» Source records
::::

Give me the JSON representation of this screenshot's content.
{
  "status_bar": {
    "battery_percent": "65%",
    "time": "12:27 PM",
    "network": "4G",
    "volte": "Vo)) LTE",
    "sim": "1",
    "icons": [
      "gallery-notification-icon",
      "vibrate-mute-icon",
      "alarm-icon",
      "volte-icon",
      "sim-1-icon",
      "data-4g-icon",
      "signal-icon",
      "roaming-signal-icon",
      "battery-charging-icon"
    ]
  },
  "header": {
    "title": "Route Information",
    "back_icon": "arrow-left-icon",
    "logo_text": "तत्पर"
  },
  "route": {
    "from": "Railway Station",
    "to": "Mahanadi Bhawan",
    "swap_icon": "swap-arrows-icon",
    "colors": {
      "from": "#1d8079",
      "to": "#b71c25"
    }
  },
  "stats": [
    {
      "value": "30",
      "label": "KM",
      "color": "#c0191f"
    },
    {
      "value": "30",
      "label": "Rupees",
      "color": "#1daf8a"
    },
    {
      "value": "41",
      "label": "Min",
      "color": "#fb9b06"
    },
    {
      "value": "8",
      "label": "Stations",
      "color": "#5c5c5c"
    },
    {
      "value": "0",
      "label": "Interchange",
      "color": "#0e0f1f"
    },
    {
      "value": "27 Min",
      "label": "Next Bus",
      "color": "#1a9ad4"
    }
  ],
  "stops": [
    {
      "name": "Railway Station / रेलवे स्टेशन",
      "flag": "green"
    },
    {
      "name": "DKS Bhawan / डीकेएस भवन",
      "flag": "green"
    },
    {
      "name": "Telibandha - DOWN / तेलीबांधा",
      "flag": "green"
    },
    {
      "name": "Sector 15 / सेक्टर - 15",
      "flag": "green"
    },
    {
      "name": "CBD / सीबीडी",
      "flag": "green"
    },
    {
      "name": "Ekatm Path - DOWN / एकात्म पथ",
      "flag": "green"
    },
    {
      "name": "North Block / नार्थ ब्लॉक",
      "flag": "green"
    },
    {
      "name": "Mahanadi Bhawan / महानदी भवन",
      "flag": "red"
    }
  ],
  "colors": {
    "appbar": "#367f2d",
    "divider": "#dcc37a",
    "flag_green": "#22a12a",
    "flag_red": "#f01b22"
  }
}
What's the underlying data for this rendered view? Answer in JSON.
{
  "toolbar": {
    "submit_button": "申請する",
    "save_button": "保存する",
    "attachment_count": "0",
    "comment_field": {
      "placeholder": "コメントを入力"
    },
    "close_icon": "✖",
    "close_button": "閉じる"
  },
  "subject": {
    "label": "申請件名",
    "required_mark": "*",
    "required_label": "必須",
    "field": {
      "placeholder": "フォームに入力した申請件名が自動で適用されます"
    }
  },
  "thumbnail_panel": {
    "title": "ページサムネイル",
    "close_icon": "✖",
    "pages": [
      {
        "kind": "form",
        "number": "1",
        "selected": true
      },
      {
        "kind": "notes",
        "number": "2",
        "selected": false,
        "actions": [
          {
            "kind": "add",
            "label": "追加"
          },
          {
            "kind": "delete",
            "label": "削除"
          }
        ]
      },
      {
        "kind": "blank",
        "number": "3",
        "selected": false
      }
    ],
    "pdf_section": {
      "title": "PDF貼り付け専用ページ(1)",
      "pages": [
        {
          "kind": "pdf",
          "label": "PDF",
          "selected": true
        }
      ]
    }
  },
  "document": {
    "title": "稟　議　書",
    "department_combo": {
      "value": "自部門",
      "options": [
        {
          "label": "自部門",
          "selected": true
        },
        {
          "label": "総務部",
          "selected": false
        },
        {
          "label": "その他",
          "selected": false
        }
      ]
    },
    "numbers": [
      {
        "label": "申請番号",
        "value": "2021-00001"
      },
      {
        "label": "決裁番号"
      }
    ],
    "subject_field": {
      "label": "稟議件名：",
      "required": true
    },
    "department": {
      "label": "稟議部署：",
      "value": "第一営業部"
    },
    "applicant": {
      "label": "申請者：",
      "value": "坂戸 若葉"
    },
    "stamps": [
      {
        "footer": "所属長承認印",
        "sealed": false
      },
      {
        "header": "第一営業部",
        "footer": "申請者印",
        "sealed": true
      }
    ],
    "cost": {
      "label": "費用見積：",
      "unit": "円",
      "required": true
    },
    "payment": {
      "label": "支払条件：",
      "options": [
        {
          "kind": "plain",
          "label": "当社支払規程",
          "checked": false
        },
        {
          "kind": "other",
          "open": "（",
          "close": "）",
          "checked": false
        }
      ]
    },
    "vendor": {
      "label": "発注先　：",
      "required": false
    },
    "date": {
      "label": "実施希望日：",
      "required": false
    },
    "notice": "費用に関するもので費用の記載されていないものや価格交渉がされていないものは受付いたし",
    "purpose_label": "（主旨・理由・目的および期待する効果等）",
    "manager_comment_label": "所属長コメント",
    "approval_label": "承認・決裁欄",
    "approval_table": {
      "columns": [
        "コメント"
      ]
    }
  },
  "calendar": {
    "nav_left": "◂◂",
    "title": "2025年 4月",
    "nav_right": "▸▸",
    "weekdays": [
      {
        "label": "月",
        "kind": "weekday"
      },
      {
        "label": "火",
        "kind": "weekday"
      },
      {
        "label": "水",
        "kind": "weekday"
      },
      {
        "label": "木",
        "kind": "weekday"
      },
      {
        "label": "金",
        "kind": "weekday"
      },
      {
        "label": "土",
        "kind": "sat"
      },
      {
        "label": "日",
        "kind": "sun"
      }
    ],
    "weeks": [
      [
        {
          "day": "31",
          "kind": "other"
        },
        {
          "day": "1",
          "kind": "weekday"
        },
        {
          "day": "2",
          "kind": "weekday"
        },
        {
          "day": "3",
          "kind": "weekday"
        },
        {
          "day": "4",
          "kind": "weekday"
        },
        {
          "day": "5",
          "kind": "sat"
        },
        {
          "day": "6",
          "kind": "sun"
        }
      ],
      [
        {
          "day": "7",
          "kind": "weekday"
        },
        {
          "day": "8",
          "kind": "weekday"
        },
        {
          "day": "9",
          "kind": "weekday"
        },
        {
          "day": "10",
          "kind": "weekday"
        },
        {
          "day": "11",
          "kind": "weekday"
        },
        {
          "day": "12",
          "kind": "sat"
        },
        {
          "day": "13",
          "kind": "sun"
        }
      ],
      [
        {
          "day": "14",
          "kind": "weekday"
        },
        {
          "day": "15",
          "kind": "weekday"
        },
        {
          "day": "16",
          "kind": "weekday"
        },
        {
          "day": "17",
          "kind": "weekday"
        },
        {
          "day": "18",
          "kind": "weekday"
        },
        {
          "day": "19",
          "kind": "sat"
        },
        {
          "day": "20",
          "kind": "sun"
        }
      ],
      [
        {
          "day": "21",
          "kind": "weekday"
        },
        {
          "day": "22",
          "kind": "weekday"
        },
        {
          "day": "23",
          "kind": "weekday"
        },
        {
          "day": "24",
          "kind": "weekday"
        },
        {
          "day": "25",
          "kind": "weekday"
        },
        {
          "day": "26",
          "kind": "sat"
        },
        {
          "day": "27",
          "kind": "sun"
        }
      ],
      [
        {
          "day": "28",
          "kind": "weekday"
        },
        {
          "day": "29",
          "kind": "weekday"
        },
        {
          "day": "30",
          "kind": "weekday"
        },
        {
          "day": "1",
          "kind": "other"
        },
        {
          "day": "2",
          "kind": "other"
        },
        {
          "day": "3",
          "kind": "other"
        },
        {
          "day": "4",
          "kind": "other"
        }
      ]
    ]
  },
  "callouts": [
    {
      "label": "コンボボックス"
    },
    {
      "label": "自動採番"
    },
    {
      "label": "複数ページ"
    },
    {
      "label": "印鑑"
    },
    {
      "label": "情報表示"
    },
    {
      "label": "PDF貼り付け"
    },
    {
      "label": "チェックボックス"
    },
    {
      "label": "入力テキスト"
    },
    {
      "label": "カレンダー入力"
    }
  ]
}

::::

» Problem to solve
Return from the data every line that holds "value".

» Task output
      "value": "30",
      "value": "30",
      "value": "41",
      "value": "8",
      "value": "0",
      "value": "27 Min",
      "value": "自部門",
        "value": "2021-00001"
      "value": "第一営業部"
      "value": "坂戸 若葉"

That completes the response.